> Problem: Every record below should be printed exactly as it appears.

--

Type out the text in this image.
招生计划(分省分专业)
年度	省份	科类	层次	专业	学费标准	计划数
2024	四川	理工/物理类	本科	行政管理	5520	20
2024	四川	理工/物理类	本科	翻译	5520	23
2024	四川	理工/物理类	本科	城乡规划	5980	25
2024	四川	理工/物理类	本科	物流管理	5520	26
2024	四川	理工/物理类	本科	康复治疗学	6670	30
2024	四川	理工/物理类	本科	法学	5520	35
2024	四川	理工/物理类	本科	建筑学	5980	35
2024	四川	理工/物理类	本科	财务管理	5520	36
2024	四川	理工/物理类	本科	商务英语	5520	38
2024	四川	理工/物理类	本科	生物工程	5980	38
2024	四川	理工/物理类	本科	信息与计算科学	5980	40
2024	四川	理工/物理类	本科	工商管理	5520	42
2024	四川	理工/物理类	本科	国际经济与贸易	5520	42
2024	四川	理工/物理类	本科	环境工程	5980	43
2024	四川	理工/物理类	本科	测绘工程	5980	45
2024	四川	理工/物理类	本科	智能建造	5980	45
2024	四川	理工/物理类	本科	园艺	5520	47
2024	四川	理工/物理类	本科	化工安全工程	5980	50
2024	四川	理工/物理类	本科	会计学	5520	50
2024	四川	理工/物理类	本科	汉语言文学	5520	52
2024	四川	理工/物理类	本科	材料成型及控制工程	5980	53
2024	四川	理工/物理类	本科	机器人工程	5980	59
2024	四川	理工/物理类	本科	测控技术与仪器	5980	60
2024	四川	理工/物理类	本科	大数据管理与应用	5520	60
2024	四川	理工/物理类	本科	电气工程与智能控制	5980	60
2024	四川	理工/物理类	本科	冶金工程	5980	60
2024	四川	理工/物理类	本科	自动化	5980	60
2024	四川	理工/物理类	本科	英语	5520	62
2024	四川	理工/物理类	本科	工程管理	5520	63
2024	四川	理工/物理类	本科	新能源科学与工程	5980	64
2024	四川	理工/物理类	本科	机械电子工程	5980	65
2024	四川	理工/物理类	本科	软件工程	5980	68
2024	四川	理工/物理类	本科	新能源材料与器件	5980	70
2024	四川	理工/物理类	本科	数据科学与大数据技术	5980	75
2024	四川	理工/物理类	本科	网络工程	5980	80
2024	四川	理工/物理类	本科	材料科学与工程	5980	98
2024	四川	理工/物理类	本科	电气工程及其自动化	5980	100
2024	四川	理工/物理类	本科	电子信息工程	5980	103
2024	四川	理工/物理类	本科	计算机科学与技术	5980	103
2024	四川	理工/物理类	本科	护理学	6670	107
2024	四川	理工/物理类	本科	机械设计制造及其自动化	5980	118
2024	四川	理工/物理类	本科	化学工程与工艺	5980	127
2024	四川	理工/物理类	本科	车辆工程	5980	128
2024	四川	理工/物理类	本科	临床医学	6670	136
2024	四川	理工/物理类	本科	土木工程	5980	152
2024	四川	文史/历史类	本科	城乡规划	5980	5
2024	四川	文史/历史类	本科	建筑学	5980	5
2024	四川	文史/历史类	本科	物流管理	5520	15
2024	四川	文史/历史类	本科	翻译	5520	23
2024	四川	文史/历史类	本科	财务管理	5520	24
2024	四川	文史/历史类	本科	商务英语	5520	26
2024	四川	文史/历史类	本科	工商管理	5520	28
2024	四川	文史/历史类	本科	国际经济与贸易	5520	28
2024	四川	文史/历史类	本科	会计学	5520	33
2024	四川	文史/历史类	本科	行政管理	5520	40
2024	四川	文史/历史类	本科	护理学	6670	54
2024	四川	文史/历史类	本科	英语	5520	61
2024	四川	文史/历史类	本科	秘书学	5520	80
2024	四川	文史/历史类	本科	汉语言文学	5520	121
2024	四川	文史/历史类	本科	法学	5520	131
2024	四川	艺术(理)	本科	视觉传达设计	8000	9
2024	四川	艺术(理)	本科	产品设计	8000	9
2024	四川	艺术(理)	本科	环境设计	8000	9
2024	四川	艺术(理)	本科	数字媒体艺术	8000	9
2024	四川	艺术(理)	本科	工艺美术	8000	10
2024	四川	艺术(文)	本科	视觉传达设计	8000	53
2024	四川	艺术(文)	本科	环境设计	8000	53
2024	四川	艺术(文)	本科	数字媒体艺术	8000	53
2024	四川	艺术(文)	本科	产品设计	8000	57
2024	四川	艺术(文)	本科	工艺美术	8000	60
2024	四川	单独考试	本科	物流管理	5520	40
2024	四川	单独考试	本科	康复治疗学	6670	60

--

> Reply:
Type out the text in this image.
招生计划(分省分专业)
年度	省份	科类	层次	专业	学费标准	计划数
2024	四川	理工/物理类	本科	行政管理	5520	20
2024	四川	理工/物理类	本科	翻译	5520	23
2024	四川	理工/物理类	本科	城乡规划	5980	25
2024	四川	理工/物理类	本科	物流管理	5520	26
2024	四川	理工/物理类	本科	康复治疗学	6670	30
2024	四川	理工/物理类	本科	法学	5520	35
2024	四川	理工/物理类	本科	建筑学	5980	35
2024	四川	理工/物理类	本科	财务管理	5520	36
2024	四川	理工/物理类	本科	商务英语	5520	38
2024	四川	理工/物理类	本科	生物工程	5980	38
2024	四川	理工/物理类	本科	信息与计算科学	5980	40
2024	四川	理工/物理类	本科	工商管理	5520	42
2024	四川	理工/物理类	本科	国际经济与贸易	5520	42
2024	四川	理工/物理类	本科	环境工程	5980	43
2024	四川	理工/物理类	本科	测绘工程	5980	45
2024	四川	理工/物理类	本科	智能建造	5980	45
2024	四川	理工/物理类	本科	园艺	5520	47
2024	四川	理工/物理类	本科	化工安全工程	5980	50
2024	四川	理工/物理类	本科	会计学	5520	50
2024	四川	理工/物理类	本科	汉语言文学	5520	52
2024	四川	理工/物理类	本科	材料成型及控制工程	5980	53
2024	四川	理工/物理类	本科	机器人工程	5980	59
2024	四川	理工/物理类	本科	测控技术与仪器	5980	60
2024	四川	理工/物理类	本科	大数据管理与应用	5520	60
2024	四川	理工/物理类	本科	电气工程与智能控制	5980	60
2024	四川	理工/物理类	本科	冶金工程	5980	60
2024	四川	理工/物理类	本科	自动化	5980	60
2024	四川	理工/物理类	本科	英语	5520	62
2024	四川	理工/物理类	本科	工程管理	5520	63
2024	四川	理工/物理类	本科	新能源科学与工程	5980	64
2024	四川	理工/物理类	本科	机械电子工程	5980	65
2024	四川	理工/物理类	本科	软件工程	5980	68
2024	四川	理工/物理类	本科	新能源材料与器件	5980	70
2024	四川	理工/物理类	本科	数据科学与大数据技术	5980	75
2024	四川	理工/物理类	本科	网络工程	5980	80
2024	四川	理工/物理类	本科	材料科学与工程	5980	98
2024	四川	理工/物理类	本科	电气工程及其自动化	5980	100
2024	四川	理工/物理类	本科	电子信息工程	5980	103
2024	四川	理工/物理类	本科	计算机科学与技术	5980	103
2024	四川	理工/物理类	本科	护理学	6670	107
2024	四川	理工/物理类	本科	机械设计制造及其自动化	5980	118
2024	四川	理工/物理类	本科	化学工程与工艺	5980	127
2024	四川	理工/物理类	本科	车辆工程	5980	128
2024	四川	理工/物理类	本科	临床医学	6670	136
2024	四川	理工/物理类	本科	土木工程	5980	152
2024	四川	文史/历史类	本科	城乡规划	5980	5
2024	四川	文史/历史类	本科	建筑学	5980	5
2024	四川	文史/历史类	本科	物流管理	5520	15
2024	四川	文史/历史类	本科	翻译	5520	23
2024	四川	文史/历史类	本科	财务管理	5520	24
2024	四川	文史/历史类	本科	商务英语	5520	26
2024	四川	文史/历史类	本科	工商管理	5520	28
2024	四川	文史/历史类	本科	国际经济与贸易	5520	28
2024	四川	文史/历史类	本科	会计学	5520	33
2024	四川	文史/历史类	本科	行政管理	5520	40
2024	四川	文史/历史类	本科	护理学	6670	54
2024	四川	文史/历史类	本科	英语	5520	61
2024	四川	文史/历史类	本科	秘书学	5520	80
2024	四川	文史/历史类	本科	汉语言文学	5520	121
2024	四川	文史/历史类	本科	法学	5520	131
2024	四川	艺术(理)	本科	视觉传达设计	8000	9
2024	四川	艺术(理)	本科	产品设计	8000	9
2024	四川	艺术(理)	本科	环境设计	8000	9
2024	四川	艺术(理)	本科	数字媒体艺术	8000	9
2024	四川	艺术(理)	本科	工艺美术	8000	10
2024	四川	艺术(文)	本科	视觉传达设计	8000	53
2024	四川	艺术(文)	本科	环境设计	8000	53
2024	四川	艺术(文)	本科	数字媒体艺术	8000	53
2024	四川	艺术(文)	本科	产品设计	8000	57
2024	四川	艺术(文)	本科	工艺美术	8000	60
2024	四川	单独考试	本科	物流管理	5520	40
2024	四川	单独考试	本科	康复治疗学	6670	60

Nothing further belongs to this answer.